Dataset records
◇ ◇ ◇ ◇ ◇

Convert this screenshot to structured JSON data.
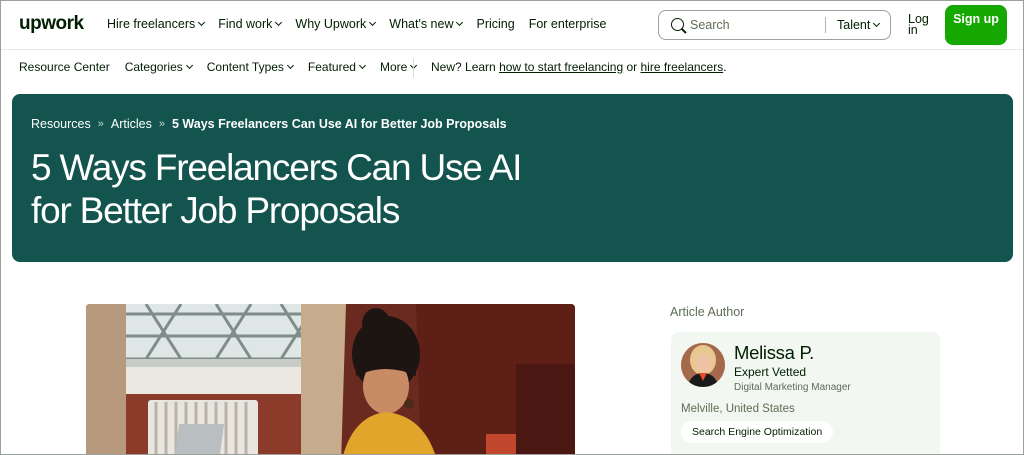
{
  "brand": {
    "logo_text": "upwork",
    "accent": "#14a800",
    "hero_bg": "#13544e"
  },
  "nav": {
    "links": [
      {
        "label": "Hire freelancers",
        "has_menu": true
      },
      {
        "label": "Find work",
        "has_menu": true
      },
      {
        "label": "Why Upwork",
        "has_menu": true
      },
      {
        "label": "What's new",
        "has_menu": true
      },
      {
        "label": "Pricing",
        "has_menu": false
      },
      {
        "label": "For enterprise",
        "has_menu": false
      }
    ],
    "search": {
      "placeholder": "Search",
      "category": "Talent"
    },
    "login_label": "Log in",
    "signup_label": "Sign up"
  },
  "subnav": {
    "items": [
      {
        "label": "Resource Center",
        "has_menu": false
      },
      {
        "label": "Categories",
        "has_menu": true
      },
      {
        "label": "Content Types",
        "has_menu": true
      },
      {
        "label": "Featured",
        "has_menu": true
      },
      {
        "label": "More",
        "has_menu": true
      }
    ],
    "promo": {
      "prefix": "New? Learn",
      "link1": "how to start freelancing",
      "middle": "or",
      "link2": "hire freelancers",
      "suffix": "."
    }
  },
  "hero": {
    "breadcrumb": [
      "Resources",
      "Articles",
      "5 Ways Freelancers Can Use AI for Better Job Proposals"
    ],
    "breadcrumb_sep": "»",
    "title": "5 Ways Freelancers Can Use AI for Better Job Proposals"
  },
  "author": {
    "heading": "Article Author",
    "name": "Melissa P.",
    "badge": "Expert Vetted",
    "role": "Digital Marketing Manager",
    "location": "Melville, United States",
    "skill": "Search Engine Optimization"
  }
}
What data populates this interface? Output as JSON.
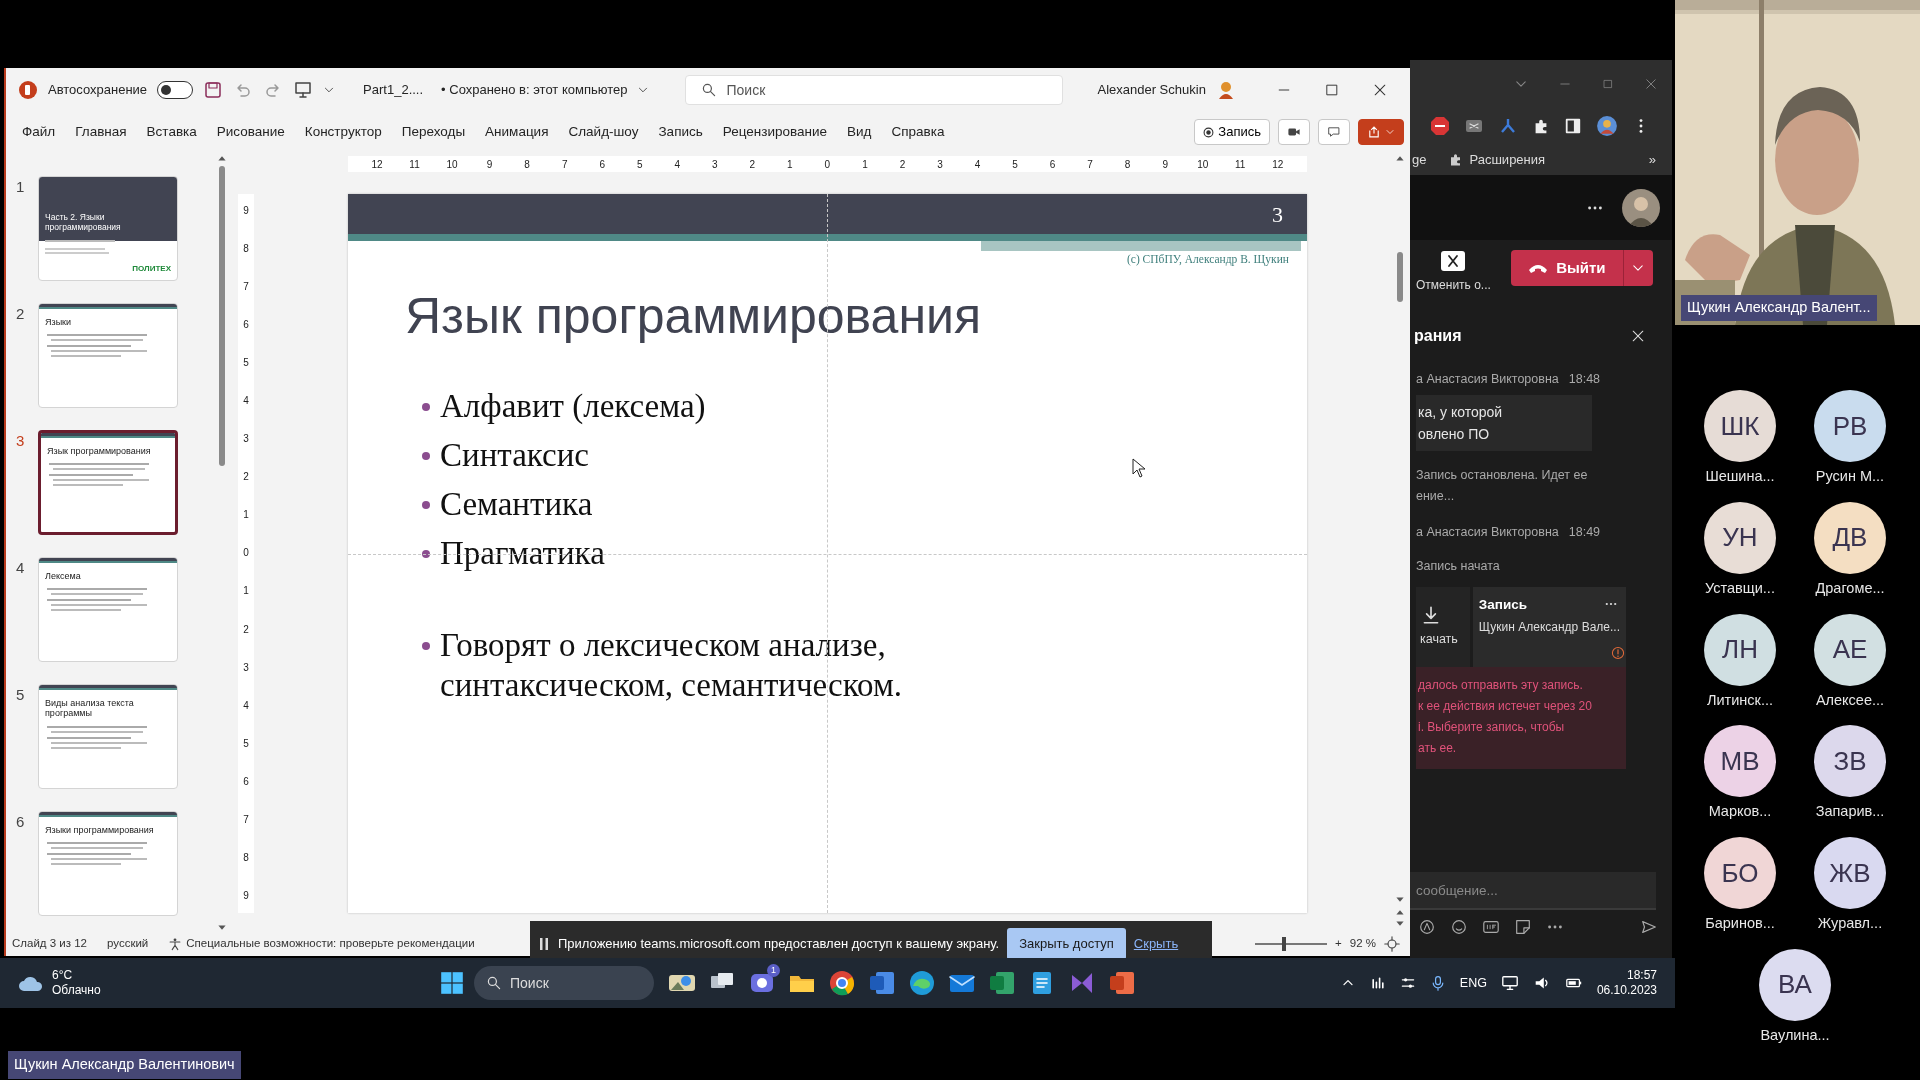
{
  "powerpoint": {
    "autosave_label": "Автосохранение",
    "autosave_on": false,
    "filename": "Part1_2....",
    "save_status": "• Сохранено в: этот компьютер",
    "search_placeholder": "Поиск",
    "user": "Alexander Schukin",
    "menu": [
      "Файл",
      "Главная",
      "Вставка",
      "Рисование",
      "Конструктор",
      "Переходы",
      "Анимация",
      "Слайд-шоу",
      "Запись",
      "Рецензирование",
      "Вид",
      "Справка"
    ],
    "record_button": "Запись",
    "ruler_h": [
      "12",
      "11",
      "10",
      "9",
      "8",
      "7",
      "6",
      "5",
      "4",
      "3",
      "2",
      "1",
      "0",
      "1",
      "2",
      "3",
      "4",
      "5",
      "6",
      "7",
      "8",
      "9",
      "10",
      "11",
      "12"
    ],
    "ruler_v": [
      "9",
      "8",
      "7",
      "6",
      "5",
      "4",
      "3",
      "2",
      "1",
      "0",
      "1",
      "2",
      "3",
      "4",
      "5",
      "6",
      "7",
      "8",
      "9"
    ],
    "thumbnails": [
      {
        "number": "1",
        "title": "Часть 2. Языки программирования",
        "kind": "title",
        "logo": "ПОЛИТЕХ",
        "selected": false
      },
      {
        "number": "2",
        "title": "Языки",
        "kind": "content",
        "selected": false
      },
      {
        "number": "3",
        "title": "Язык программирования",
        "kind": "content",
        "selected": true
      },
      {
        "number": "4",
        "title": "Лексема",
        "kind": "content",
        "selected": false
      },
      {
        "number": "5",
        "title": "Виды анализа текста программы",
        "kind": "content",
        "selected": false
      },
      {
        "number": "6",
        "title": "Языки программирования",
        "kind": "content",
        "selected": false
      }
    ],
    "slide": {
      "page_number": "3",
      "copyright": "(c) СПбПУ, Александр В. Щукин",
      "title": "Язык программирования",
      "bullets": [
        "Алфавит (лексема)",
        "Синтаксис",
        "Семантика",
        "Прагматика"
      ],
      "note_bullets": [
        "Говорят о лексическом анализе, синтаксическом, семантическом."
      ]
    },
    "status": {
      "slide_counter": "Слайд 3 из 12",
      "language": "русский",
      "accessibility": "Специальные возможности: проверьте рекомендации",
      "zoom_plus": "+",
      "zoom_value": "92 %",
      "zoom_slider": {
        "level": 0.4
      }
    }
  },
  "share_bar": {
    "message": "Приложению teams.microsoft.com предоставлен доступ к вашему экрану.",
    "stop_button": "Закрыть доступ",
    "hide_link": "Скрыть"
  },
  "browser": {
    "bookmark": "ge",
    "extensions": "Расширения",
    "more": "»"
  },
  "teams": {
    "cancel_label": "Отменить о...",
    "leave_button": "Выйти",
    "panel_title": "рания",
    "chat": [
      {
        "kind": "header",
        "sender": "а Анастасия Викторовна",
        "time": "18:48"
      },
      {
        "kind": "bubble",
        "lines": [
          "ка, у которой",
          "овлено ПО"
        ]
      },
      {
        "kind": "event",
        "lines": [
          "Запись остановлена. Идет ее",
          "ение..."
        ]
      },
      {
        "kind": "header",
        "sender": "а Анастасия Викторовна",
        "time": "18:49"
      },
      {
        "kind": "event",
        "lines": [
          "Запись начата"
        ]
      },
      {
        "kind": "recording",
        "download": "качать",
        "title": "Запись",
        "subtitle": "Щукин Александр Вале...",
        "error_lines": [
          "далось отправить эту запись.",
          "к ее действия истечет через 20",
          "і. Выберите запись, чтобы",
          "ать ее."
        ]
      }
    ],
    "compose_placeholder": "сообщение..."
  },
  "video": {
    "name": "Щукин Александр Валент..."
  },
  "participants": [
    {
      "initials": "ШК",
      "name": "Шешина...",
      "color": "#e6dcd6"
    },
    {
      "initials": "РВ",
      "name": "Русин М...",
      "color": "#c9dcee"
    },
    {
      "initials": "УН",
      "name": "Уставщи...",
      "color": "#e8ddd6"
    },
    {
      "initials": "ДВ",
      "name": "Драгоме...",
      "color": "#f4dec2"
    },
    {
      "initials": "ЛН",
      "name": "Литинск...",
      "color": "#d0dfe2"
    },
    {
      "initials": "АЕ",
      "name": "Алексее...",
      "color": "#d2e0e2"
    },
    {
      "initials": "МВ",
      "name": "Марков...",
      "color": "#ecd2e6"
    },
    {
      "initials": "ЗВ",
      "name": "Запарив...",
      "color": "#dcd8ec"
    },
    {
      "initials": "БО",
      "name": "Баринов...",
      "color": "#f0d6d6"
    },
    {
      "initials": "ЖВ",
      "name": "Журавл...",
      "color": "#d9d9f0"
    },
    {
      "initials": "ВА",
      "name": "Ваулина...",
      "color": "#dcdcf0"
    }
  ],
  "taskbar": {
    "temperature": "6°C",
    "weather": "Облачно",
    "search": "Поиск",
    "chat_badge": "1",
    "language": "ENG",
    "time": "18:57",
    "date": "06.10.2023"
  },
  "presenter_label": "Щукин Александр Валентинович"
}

◇ ◇ ◇ ◇ ◇

▸ Problem description
Restate the data above word for word. Do not include the images.

▸ Solution to this task
Convert this screenshot to structured JSON data.
{
  "brand": {
    "logo_text": "upwork",
    "accent": "#14a800",
    "hero_bg": "#13544e"
  },
  "nav": {
    "links": [
      {
        "label": "Hire freelancers",
        "has_menu": true
      },
      {
        "label": "Find work",
        "has_menu": true
      },
      {
        "label": "Why Upwork",
        "has_menu": true
      },
      {
        "label": "What's new",
        "has_menu": true
      },
      {
        "label": "Pricing",
        "has_menu": false
      },
      {
        "label": "For enterprise",
        "has_menu": false
      }
    ],
    "search": {
      "placeholder": "Search",
      "category": "Talent"
    },
    "login_label": "Log in",
    "signup_label": "Sign up"
  },
  "subnav": {
    "items": [
      {
        "label": "Resource Center",
        "has_menu": false
      },
      {
        "label": "Categories",
        "has_menu": true
      },
      {
        "label": "Content Types",
        "has_menu": true
      },
      {
        "label": "Featured",
        "has_menu": true
      },
      {
        "label": "More",
        "has_menu": true
      }
    ],
    "promo": {
      "prefix": "New? Learn",
      "link1": "how to start freelancing",
      "middle": "or",
      "link2": "hire freelancers",
      "suffix": "."
    }
  },
  "hero": {
    "breadcrumb": [
      "Resources",
      "Articles",
      "5 Ways Freelancers Can Use AI for Better Job Proposals"
    ],
    "breadcrumb_sep": "»",
    "title": "5 Ways Freelancers Can Use AI for Better Job Proposals"
  },
  "author": {
    "heading": "Article Author",
    "name": "Melissa P.",
    "badge": "Expert Vetted",
    "role": "Digital Marketing Manager",
    "location": "Melville, United States",
    "skill": "Search Engine Optimization"
  }
}
What data populates this interface? Output as JSON.
{
  "powerpoint": {
    "autosave_label": "Автосохранение",
    "autosave_on": false,
    "filename": "Part1_2....",
    "save_status": "• Сохранено в: этот компьютер",
    "search_placeholder": "Поиск",
    "user": "Alexander Schukin",
    "menu": [
      "Файл",
      "Главная",
      "Вставка",
      "Рисование",
      "Конструктор",
      "Переходы",
      "Анимация",
      "Слайд-шоу",
      "Запись",
      "Рецензирование",
      "Вид",
      "Справка"
    ],
    "record_button": "Запись",
    "ruler_h": [
      "12",
      "11",
      "10",
      "9",
      "8",
      "7",
      "6",
      "5",
      "4",
      "3",
      "2",
      "1",
      "0",
      "1",
      "2",
      "3",
      "4",
      "5",
      "6",
      "7",
      "8",
      "9",
      "10",
      "11",
      "12"
    ],
    "ruler_v": [
      "9",
      "8",
      "7",
      "6",
      "5",
      "4",
      "3",
      "2",
      "1",
      "0",
      "1",
      "2",
      "3",
      "4",
      "5",
      "6",
      "7",
      "8",
      "9"
    ],
    "thumbnails": [
      {
        "number": "1",
        "title": "Часть 2. Языки программирования",
        "kind": "title",
        "logo": "ПОЛИТЕХ",
        "selected": false
      },
      {
        "number": "2",
        "title": "Языки",
        "kind": "content",
        "selected": false
      },
      {
        "number": "3",
        "title": "Язык программирования",
        "kind": "content",
        "selected": true
      },
      {
        "number": "4",
        "title": "Лексема",
        "kind": "content",
        "selected": false
      },
      {
        "number": "5",
        "title": "Виды анализа текста программы",
        "kind": "content",
        "selected": false
      },
      {
        "number": "6",
        "title": "Языки программирования",
        "kind": "content",
        "selected": false
      }
    ],
    "slide": {
      "page_number": "3",
      "copyright": "(c) СПбПУ, Александр В. Щукин",
      "title": "Язык программирования",
      "bullets": [
        "Алфавит (лексема)",
        "Синтаксис",
        "Семантика",
        "Прагматика"
      ],
      "note_bullets": [
        "Говорят о лексическом анализе, синтаксическом, семантическом."
      ]
    },
    "status": {
      "slide_counter": "Слайд 3 из 12",
      "language": "русский",
      "accessibility": "Специальные возможности: проверьте рекомендации",
      "zoom_plus": "+",
      "zoom_value": "92 %",
      "zoom_slider": {
        "level": 0.4
      }
    }
  },
  "share_bar": {
    "message": "Приложению teams.microsoft.com предоставлен доступ к вашему экрану.",
    "stop_button": "Закрыть доступ",
    "hide_link": "Скрыть"
  },
  "browser": {
    "bookmark": "ge",
    "extensions": "Расширения",
    "more": "»"
  },
  "teams": {
    "cancel_label": "Отменить о...",
    "leave_button": "Выйти",
    "panel_title": "рания",
    "chat": [
      {
        "kind": "header",
        "sender": "а Анастасия Викторовна",
        "time": "18:48"
      },
      {
        "kind": "bubble",
        "lines": [
          "ка, у которой",
          "овлено ПО"
        ]
      },
      {
        "kind": "event",
        "lines": [
          "Запись остановлена. Идет ее",
          "ение..."
        ]
      },
      {
        "kind": "header",
        "sender": "а Анастасия Викторовна",
        "time": "18:49"
      },
      {
        "kind": "event",
        "lines": [
          "Запись начата"
        ]
      },
      {
        "kind": "recording",
        "download": "качать",
        "title": "Запись",
        "subtitle": "Щукин Александр Вале...",
        "error_lines": [
          "далось отправить эту запись.",
          "к ее действия истечет через 20",
          "і. Выберите запись, чтобы",
          "ать ее."
        ]
      }
    ],
    "compose_placeholder": "сообщение..."
  },
  "video": {
    "name": "Щукин Александр Валент..."
  },
  "participants": [
    {
      "initials": "ШК",
      "name": "Шешина...",
      "color": "#e6dcd6"
    },
    {
      "initials": "РВ",
      "name": "Русин М...",
      "color": "#c9dcee"
    },
    {
      "initials": "УН",
      "name": "Уставщи...",
      "color": "#e8ddd6"
    },
    {
      "initials": "ДВ",
      "name": "Драгоме...",
      "color": "#f4dec2"
    },
    {
      "initials": "ЛН",
      "name": "Литинск...",
      "color": "#d0dfe2"
    },
    {
      "initials": "АЕ",
      "name": "Алексее...",
      "color": "#d2e0e2"
    },
    {
      "initials": "МВ",
      "name": "Марков...",
      "color": "#ecd2e6"
    },
    {
      "initials": "ЗВ",
      "name": "Запарив...",
      "color": "#dcd8ec"
    },
    {
      "initials": "БО",
      "name": "Баринов...",
      "color": "#f0d6d6"
    },
    {
      "initials": "ЖВ",
      "name": "Журавл...",
      "color": "#d9d9f0"
    },
    {
      "initials": "ВА",
      "name": "Ваулина...",
      "color": "#dcdcf0"
    }
  ],
  "taskbar": {
    "temperature": "6°C",
    "weather": "Облачно",
    "search": "Поиск",
    "chat_badge": "1",
    "language": "ENG",
    "time": "18:57",
    "date": "06.10.2023"
  },
  "presenter_label": "Щукин Александр Валентинович"
}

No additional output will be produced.